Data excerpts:
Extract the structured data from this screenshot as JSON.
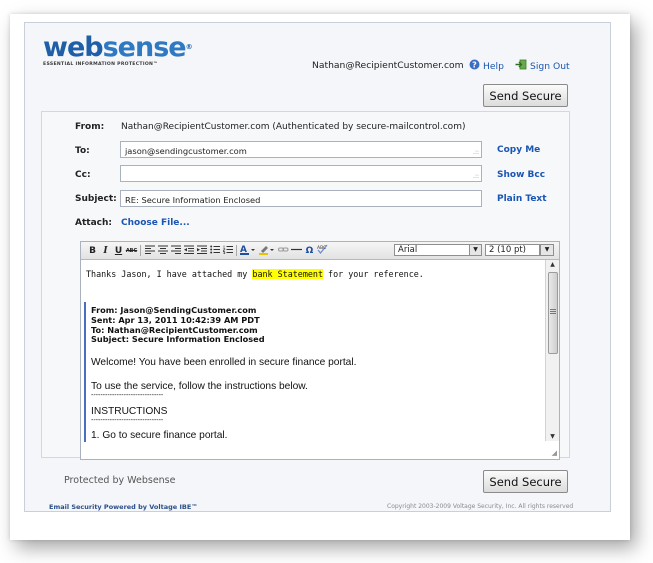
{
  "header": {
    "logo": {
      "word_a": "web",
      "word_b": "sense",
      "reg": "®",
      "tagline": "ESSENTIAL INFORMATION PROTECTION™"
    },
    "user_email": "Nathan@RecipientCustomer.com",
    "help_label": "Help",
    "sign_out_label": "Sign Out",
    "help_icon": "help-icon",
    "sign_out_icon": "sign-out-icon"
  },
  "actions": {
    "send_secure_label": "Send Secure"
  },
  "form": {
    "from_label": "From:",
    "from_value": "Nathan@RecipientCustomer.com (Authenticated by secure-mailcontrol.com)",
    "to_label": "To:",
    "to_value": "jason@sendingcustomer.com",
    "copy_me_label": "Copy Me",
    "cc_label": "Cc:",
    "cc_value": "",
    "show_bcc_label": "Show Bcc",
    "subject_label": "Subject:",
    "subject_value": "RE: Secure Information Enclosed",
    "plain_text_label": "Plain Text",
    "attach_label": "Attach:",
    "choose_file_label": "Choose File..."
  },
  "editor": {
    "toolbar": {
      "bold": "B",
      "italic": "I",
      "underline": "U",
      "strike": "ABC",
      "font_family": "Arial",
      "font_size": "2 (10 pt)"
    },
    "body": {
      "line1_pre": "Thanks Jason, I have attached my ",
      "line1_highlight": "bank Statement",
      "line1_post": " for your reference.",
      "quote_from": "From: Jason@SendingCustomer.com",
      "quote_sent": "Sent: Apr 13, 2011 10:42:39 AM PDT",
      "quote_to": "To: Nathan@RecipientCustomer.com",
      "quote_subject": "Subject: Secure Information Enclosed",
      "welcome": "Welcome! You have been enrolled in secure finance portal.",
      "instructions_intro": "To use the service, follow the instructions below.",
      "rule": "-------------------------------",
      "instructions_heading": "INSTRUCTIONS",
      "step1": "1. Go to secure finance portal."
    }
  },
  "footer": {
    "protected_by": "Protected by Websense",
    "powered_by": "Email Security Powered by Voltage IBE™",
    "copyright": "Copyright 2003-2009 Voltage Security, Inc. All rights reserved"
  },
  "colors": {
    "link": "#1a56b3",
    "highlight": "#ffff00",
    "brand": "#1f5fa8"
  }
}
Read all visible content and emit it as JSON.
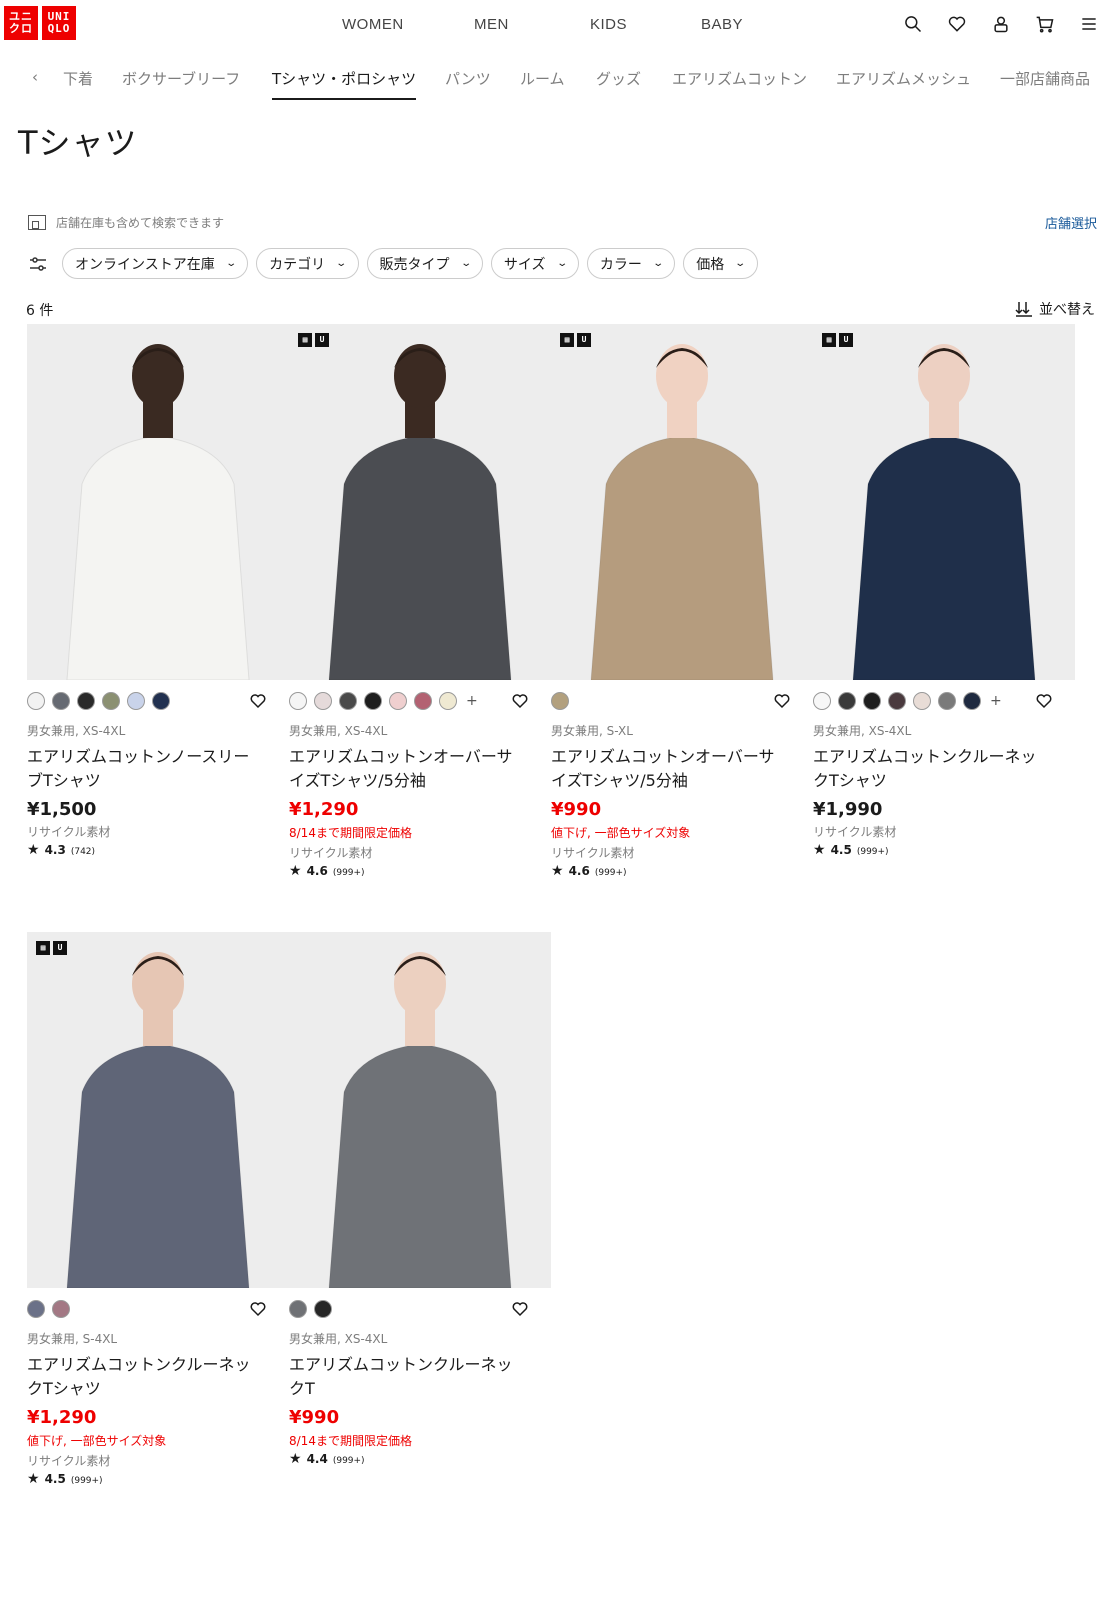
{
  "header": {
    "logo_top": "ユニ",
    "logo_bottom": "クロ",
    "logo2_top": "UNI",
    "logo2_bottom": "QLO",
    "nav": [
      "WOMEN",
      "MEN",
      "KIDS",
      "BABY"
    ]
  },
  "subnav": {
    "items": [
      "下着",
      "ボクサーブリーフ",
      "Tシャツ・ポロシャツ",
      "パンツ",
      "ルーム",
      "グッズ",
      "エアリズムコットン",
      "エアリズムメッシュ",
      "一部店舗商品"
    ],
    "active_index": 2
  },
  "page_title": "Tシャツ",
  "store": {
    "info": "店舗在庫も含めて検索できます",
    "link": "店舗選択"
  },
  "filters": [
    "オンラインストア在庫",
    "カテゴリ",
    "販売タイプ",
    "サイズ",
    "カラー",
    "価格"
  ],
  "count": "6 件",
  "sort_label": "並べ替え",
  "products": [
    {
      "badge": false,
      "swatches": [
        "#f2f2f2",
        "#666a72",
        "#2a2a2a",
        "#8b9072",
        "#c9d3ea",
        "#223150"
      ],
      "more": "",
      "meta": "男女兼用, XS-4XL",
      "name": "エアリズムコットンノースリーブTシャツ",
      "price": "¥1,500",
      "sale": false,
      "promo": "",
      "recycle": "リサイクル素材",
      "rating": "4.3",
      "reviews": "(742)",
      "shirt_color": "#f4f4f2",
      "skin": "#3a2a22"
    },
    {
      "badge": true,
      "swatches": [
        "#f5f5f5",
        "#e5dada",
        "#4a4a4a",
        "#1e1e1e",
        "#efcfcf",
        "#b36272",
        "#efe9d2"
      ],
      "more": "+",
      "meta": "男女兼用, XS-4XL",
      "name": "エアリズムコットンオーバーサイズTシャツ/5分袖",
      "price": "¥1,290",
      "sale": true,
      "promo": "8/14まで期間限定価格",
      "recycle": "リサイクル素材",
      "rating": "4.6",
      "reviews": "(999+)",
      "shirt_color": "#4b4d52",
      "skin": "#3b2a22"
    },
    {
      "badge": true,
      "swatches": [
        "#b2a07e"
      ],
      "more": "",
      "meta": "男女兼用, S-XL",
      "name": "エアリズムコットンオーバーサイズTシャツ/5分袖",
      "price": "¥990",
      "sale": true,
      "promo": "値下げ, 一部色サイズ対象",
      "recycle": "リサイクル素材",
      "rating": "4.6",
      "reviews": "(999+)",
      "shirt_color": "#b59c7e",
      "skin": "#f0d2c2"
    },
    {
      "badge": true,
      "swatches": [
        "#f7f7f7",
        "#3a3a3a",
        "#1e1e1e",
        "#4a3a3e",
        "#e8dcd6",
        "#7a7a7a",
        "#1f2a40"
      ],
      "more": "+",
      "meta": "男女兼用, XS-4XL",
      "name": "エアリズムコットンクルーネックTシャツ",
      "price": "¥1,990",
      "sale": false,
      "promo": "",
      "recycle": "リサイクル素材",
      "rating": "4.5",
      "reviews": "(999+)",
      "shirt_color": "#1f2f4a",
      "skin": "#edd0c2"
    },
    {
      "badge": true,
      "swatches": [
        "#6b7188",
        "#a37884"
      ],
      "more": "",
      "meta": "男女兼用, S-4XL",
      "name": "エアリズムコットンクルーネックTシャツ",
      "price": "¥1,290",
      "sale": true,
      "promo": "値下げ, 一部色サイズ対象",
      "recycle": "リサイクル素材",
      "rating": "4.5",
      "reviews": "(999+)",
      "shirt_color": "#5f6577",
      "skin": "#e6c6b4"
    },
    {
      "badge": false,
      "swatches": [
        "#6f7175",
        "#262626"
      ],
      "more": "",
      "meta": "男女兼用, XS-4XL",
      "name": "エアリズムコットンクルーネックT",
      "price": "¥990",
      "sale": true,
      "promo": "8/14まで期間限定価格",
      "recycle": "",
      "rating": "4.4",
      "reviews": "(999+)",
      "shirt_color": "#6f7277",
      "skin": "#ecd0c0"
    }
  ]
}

==

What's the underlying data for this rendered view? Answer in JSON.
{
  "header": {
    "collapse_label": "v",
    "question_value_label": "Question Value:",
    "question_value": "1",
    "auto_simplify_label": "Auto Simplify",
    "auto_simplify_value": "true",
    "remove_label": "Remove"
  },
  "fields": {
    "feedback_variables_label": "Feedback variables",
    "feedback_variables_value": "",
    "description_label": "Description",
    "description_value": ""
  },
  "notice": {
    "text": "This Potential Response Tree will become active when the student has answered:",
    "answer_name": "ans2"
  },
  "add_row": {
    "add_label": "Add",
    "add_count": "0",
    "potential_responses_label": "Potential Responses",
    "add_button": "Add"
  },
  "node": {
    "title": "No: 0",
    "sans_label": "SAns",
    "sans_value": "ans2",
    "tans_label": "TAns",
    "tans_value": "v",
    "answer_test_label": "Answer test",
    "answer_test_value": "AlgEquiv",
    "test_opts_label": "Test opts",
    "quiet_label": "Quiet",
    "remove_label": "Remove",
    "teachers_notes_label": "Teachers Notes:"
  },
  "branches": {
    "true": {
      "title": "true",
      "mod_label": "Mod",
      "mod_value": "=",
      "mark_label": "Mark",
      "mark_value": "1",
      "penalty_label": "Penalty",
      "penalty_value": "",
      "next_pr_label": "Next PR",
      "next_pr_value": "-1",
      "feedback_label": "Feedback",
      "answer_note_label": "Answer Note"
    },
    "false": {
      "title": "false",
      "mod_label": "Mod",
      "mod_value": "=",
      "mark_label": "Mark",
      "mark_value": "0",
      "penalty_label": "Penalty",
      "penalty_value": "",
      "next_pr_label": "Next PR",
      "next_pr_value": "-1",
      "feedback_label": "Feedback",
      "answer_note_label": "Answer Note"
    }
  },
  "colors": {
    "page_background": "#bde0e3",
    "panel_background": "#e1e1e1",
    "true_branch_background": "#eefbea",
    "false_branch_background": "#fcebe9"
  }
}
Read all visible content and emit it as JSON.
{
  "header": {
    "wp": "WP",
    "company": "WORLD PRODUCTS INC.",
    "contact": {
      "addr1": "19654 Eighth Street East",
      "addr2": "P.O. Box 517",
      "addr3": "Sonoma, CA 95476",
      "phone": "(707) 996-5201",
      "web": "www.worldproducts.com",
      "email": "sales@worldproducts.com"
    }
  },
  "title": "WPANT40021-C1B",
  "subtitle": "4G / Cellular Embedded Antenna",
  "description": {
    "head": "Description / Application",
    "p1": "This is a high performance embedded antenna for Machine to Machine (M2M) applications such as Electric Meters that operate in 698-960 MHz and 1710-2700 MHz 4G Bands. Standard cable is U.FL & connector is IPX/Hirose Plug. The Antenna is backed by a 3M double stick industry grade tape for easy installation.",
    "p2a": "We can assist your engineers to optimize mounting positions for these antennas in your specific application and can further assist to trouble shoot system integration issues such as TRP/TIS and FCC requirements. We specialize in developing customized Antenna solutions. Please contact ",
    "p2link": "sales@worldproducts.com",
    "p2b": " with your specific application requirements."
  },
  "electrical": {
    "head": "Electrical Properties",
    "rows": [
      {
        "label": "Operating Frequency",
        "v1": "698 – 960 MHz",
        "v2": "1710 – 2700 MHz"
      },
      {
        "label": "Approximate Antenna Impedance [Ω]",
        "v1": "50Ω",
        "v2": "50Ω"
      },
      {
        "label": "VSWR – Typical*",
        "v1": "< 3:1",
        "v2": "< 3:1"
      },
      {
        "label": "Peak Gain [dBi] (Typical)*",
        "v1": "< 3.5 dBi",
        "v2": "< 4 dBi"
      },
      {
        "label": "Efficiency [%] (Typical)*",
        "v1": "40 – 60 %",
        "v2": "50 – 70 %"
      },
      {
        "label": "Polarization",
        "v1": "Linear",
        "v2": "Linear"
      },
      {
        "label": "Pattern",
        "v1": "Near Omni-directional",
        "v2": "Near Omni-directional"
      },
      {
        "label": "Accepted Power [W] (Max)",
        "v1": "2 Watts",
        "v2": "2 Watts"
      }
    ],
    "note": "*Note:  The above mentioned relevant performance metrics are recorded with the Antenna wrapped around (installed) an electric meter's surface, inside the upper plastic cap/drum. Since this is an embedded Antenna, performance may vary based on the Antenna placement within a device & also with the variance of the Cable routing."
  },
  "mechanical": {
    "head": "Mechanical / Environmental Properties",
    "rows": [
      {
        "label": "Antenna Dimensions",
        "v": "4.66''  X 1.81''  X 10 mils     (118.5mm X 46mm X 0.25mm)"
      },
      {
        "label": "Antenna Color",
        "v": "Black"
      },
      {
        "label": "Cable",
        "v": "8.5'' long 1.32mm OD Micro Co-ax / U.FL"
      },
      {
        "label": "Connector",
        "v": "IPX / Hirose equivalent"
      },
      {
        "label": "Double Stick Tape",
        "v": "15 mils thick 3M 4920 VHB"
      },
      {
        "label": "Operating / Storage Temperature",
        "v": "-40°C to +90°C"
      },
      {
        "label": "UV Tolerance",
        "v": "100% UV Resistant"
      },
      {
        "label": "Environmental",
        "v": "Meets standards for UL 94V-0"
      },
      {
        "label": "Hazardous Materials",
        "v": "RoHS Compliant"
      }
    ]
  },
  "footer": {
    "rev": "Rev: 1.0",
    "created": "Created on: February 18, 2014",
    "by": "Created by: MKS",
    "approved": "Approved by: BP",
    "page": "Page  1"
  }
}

> _The problem_:
Using the listing, say how many lines include the word "Properties", and add nothing else.

> _Exercise response_:
2